== Task objective ==
Copy exactly the lines from the one containing "What data populates" through the last line of the records below, including both, and leave out any pictures.

--- Begin Data supplied ---

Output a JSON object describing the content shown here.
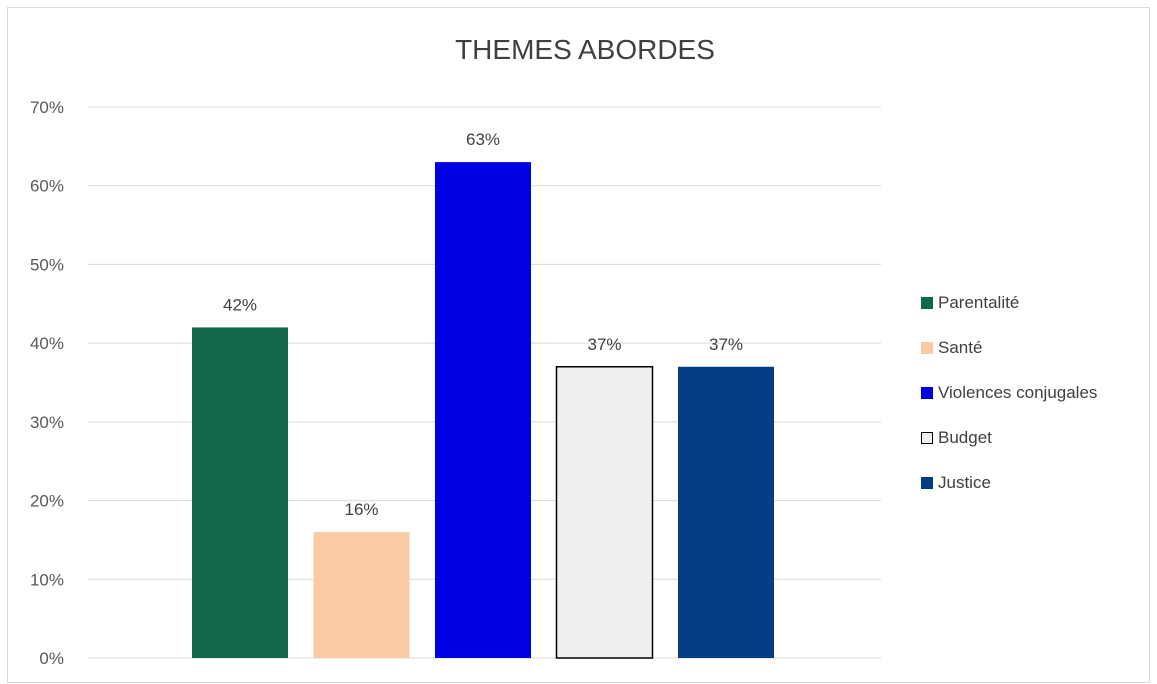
{
  "chart_data": {
    "type": "bar",
    "title": "THEMES ABORDES",
    "xlabel": "",
    "ylabel": "",
    "ylim": [
      0,
      0.7
    ],
    "yticks": [
      "0%",
      "10%",
      "20%",
      "30%",
      "40%",
      "50%",
      "60%",
      "70%"
    ],
    "grid": true,
    "legend_position": "right",
    "series": [
      {
        "name": "Parentalité",
        "value": 0.42,
        "label": "42%",
        "color": "#11694a"
      },
      {
        "name": "Santé",
        "value": 0.16,
        "label": "16%",
        "color": "#f9cba4"
      },
      {
        "name": "Violences conjugales",
        "value": 0.63,
        "label": "63%",
        "color": "#0000e0"
      },
      {
        "name": "Budget",
        "value": 0.37,
        "label": "37%",
        "color": "#eff0ee",
        "border": "#000000"
      },
      {
        "name": "Justice",
        "value": 0.37,
        "label": "37%",
        "color": "#053d85"
      }
    ]
  }
}
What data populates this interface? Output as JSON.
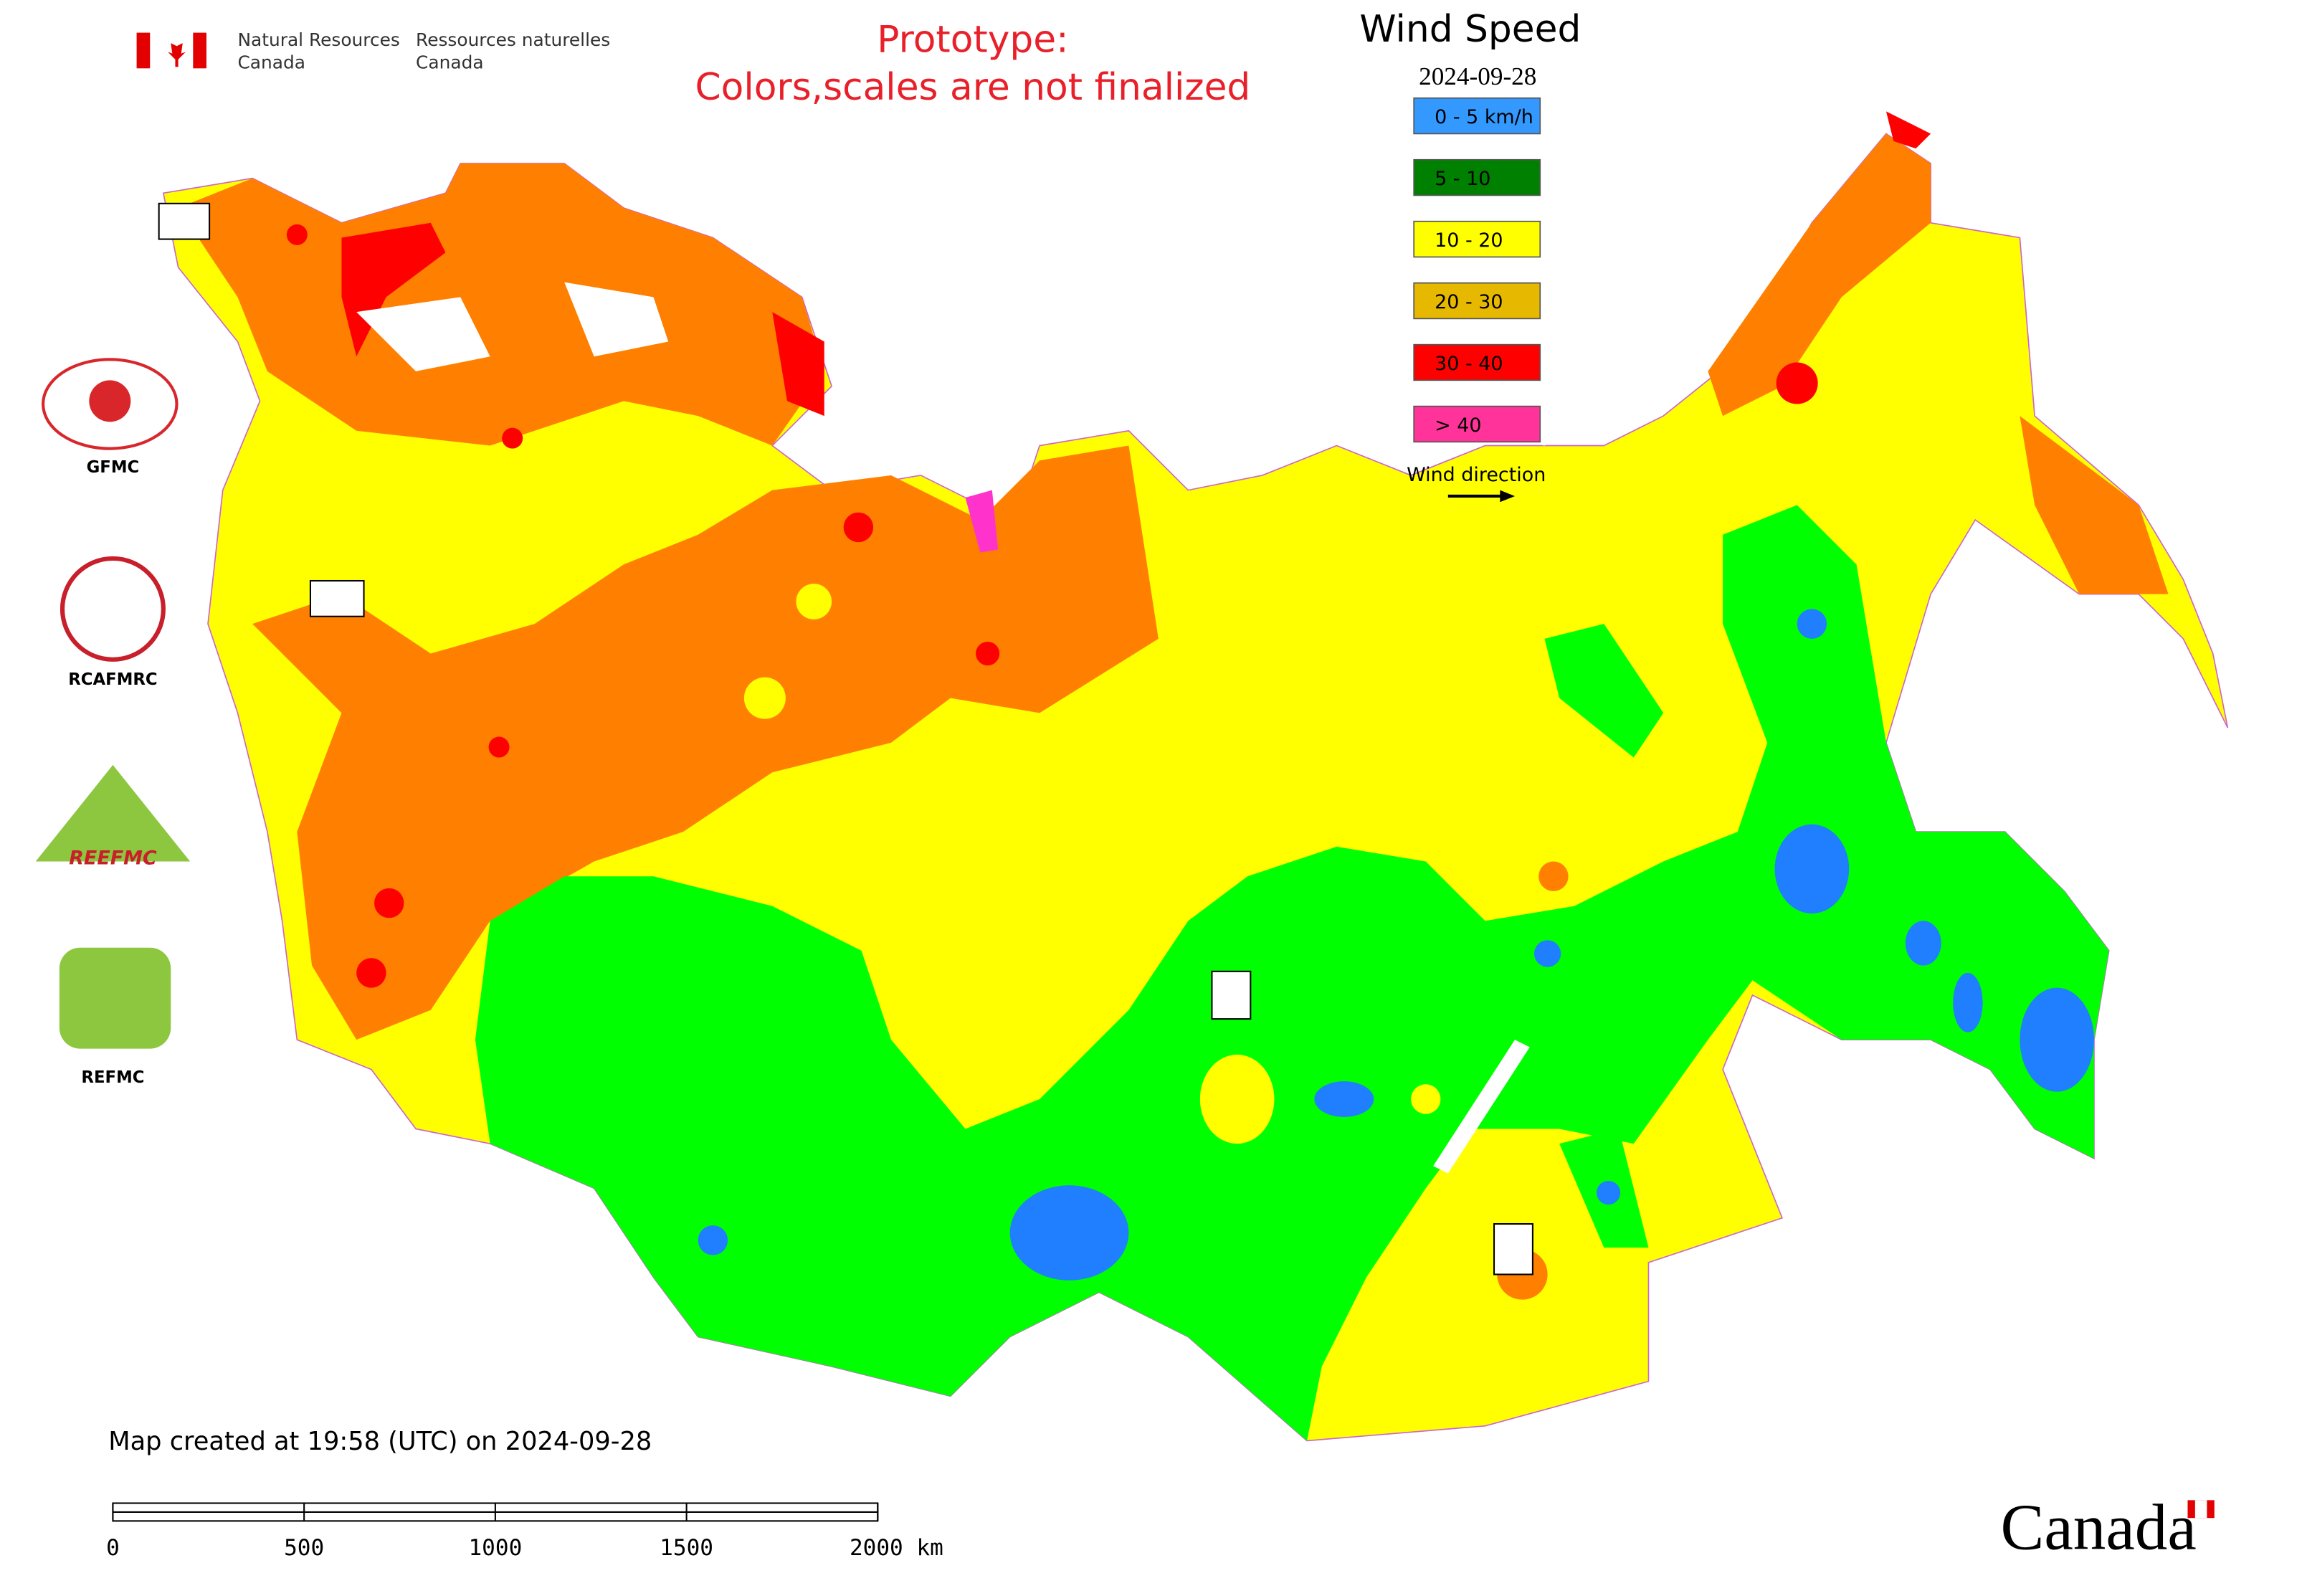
{
  "header": {
    "agency_en_line1": "Natural Resources",
    "agency_en_line2": "Canada",
    "agency_fr_line1": "Ressources naturelles",
    "agency_fr_line2": "Canada",
    "note_line1": "Prototype:",
    "note_line2": "Colors,scales are not finalized"
  },
  "legend": {
    "title": "Wind Speed",
    "date": "2024-09-28",
    "items": [
      {
        "label": "0 - 5 km/h",
        "color": "#3399ff"
      },
      {
        "label": "5 - 10",
        "color": "#008000"
      },
      {
        "label": "10 - 20",
        "color": "#ffff00"
      },
      {
        "label": "20 - 30",
        "color": "#e6b800"
      },
      {
        "label": "30 - 40",
        "color": "#ff0000"
      },
      {
        "label": "> 40",
        "color": "#ff3399"
      }
    ],
    "direction_label": "Wind direction"
  },
  "logos": [
    "GFMC",
    "RCAFMRC",
    "REEFMC",
    "REFMC"
  ],
  "footer": {
    "created": "Map created at 19:58 (UTC) on 2024-09-28",
    "scale_labels": [
      "0",
      "500",
      "1000",
      "1500",
      "2000 km"
    ],
    "wordmark": "Canada"
  }
}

--- End Data supplied ---

== Finished answer ==
What data populates this interface? Output as JSON.
{
  "header": {
    "agency_en_line1": "Natural Resources",
    "agency_en_line2": "Canada",
    "agency_fr_line1": "Ressources naturelles",
    "agency_fr_line2": "Canada",
    "note_line1": "Prototype:",
    "note_line2": "Colors,scales are not finalized"
  },
  "legend": {
    "title": "Wind Speed",
    "date": "2024-09-28",
    "items": [
      {
        "label": "0 - 5 km/h",
        "color": "#3399ff"
      },
      {
        "label": "5 - 10",
        "color": "#008000"
      },
      {
        "label": "10 - 20",
        "color": "#ffff00"
      },
      {
        "label": "20 - 30",
        "color": "#e6b800"
      },
      {
        "label": "30 - 40",
        "color": "#ff0000"
      },
      {
        "label": "> 40",
        "color": "#ff3399"
      }
    ],
    "direction_label": "Wind direction"
  },
  "logos": [
    "GFMC",
    "RCAFMRC",
    "REEFMC",
    "REFMC"
  ],
  "footer": {
    "created": "Map created at 19:58 (UTC) on 2024-09-28",
    "scale_labels": [
      "0",
      "500",
      "1000",
      "1500",
      "2000 km"
    ],
    "wordmark": "Canada"
  }
}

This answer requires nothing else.